§ Task description
Locate the lines of the listing below that hold "Berlin", then copy each of them.

§ Stored items
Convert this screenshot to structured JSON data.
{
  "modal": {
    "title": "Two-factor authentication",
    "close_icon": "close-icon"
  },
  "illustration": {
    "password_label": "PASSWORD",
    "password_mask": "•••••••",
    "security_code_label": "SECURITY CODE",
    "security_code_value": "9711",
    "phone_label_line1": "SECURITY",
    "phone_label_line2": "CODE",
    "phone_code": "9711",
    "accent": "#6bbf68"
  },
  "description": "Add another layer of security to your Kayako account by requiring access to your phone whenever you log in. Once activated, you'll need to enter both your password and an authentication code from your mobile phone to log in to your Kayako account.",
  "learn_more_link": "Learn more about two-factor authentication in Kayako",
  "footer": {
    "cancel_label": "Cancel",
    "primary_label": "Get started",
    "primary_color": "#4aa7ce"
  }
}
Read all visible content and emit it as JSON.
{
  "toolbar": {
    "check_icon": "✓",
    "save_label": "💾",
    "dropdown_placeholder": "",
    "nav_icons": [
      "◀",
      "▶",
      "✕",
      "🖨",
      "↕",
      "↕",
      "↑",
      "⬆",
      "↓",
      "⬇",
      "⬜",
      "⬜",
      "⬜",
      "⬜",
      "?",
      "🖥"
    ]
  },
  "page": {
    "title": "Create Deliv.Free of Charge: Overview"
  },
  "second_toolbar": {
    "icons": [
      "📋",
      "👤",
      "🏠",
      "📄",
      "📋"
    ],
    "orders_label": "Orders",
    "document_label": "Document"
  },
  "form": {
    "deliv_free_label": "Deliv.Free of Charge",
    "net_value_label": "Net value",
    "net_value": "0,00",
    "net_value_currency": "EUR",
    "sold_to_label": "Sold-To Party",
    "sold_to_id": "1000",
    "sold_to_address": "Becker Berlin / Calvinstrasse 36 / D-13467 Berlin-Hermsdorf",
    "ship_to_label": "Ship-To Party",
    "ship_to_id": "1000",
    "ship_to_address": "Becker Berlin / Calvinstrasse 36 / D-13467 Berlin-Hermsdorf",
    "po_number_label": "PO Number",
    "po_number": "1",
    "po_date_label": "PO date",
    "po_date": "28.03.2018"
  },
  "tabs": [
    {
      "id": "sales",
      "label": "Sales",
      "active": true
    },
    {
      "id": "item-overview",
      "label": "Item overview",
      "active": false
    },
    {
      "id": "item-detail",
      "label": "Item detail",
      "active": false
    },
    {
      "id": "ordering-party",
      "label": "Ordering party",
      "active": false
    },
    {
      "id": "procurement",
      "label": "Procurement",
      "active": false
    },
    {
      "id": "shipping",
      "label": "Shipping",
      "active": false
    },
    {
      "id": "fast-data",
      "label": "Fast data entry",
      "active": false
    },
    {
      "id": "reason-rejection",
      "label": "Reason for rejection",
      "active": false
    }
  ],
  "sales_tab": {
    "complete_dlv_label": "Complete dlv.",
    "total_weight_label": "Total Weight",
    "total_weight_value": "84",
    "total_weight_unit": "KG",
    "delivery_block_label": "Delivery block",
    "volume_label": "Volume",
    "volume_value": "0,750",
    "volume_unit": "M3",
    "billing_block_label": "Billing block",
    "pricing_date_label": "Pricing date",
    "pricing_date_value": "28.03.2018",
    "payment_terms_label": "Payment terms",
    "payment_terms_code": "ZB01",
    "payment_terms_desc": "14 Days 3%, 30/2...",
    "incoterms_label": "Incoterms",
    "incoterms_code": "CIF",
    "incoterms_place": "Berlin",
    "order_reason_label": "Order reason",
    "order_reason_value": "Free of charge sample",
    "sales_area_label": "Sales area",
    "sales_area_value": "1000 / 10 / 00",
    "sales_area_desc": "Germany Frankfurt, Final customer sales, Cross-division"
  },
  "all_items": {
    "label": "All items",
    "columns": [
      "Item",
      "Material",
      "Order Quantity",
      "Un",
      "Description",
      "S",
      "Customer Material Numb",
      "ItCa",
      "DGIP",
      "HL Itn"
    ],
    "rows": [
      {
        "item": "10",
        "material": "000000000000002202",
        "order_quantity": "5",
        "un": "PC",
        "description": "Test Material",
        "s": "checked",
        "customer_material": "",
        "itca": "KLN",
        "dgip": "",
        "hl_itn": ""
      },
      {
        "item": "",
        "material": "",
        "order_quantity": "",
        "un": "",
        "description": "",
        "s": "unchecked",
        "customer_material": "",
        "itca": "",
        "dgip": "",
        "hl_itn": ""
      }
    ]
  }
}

§ Answer to the problem
    "sold_to_address": "Becker Berlin / Calvinstrasse 36 / D-13467 Berlin-Hermsdorf",
    "ship_to_address": "Becker Berlin / Calvinstrasse 36 / D-13467 Berlin-Hermsdorf",
    "incoterms_place": "Berlin",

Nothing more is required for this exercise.